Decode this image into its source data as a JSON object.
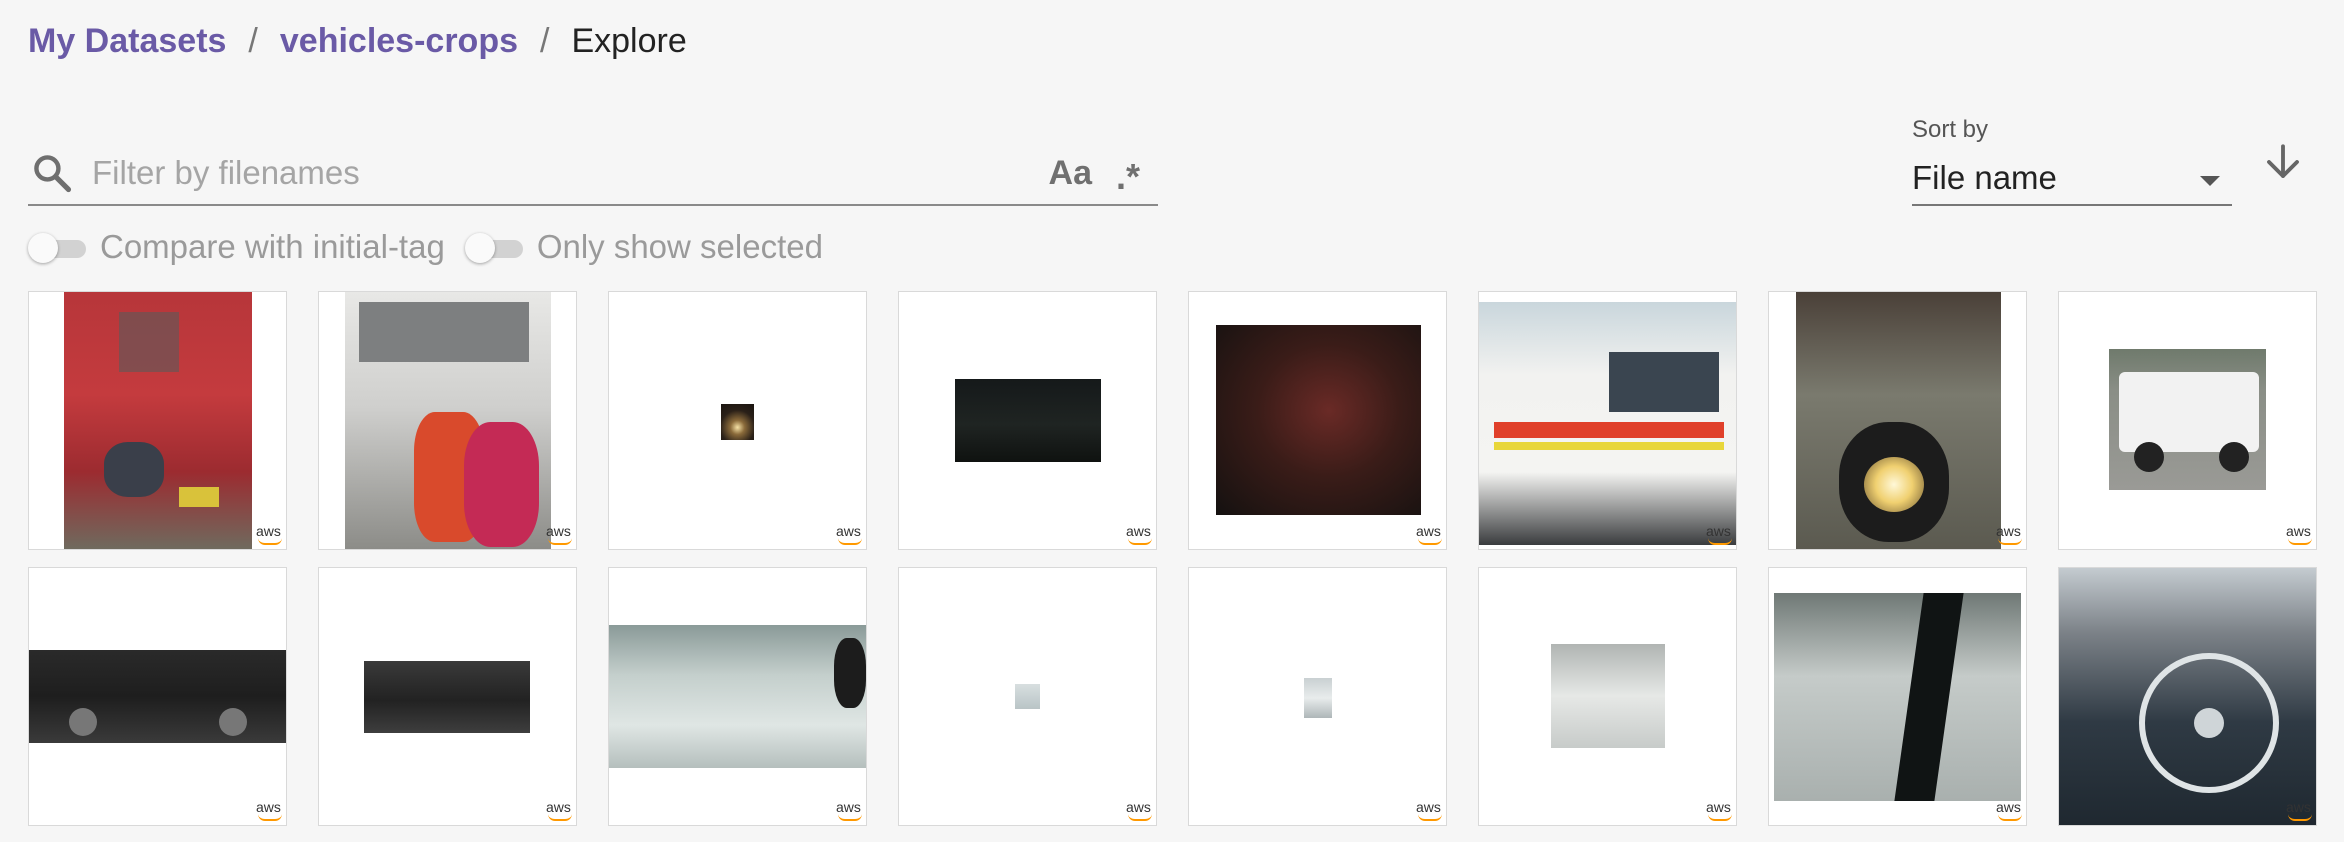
{
  "breadcrumb": {
    "items": [
      "My Datasets",
      "vehicles-crops",
      "Explore"
    ],
    "separator": "/"
  },
  "search": {
    "placeholder": "Filter by filenames",
    "case_label": "Aa",
    "regex_label": ".*"
  },
  "sort": {
    "label": "Sort by",
    "value": "File name",
    "direction": "descending"
  },
  "toggles": {
    "compare_label": "Compare with initial-tag",
    "only_selected_label": "Only show selected"
  },
  "colors": {
    "accent": "#6a5aa6",
    "aws_orange": "#ff9900"
  },
  "watermark": "aws",
  "thumbnails": [
    {
      "subject": "red van with motorcycle helmet"
    },
    {
      "subject": "white van with red motorcycles"
    },
    {
      "subject": "tiny dark car crop with headlights"
    },
    {
      "subject": "dark car at night"
    },
    {
      "subject": "red car at night"
    },
    {
      "subject": "white ambulance"
    },
    {
      "subject": "motorcycle headlight"
    },
    {
      "subject": "white pickup truck"
    },
    {
      "subject": "dark sedan side view"
    },
    {
      "subject": "dark car small crop"
    },
    {
      "subject": "car hood through windshield"
    },
    {
      "subject": "tiny faint car crop"
    },
    {
      "subject": "tiny faint car crop"
    },
    {
      "subject": "faded white car"
    },
    {
      "subject": "car seen through window"
    },
    {
      "subject": "classic car interior steering wheel"
    }
  ]
}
+ + + + + + +
WORK TO COMPLETE:
Output an exact copy of the material, with the pictures removed.

EXERCISE SOLUTION:
Decode this image into its source data as a JSON object.
{
  "breadcrumb": {
    "items": [
      "My Datasets",
      "vehicles-crops",
      "Explore"
    ],
    "separator": "/"
  },
  "search": {
    "placeholder": "Filter by filenames",
    "case_label": "Aa",
    "regex_label": ".*"
  },
  "sort": {
    "label": "Sort by",
    "value": "File name",
    "direction": "descending"
  },
  "toggles": {
    "compare_label": "Compare with initial-tag",
    "only_selected_label": "Only show selected"
  },
  "colors": {
    "accent": "#6a5aa6",
    "aws_orange": "#ff9900"
  },
  "watermark": "aws",
  "thumbnails": [
    {
      "subject": "red van with motorcycle helmet"
    },
    {
      "subject": "white van with red motorcycles"
    },
    {
      "subject": "tiny dark car crop with headlights"
    },
    {
      "subject": "dark car at night"
    },
    {
      "subject": "red car at night"
    },
    {
      "subject": "white ambulance"
    },
    {
      "subject": "motorcycle headlight"
    },
    {
      "subject": "white pickup truck"
    },
    {
      "subject": "dark sedan side view"
    },
    {
      "subject": "dark car small crop"
    },
    {
      "subject": "car hood through windshield"
    },
    {
      "subject": "tiny faint car crop"
    },
    {
      "subject": "tiny faint car crop"
    },
    {
      "subject": "faded white car"
    },
    {
      "subject": "car seen through window"
    },
    {
      "subject": "classic car interior steering wheel"
    }
  ]
}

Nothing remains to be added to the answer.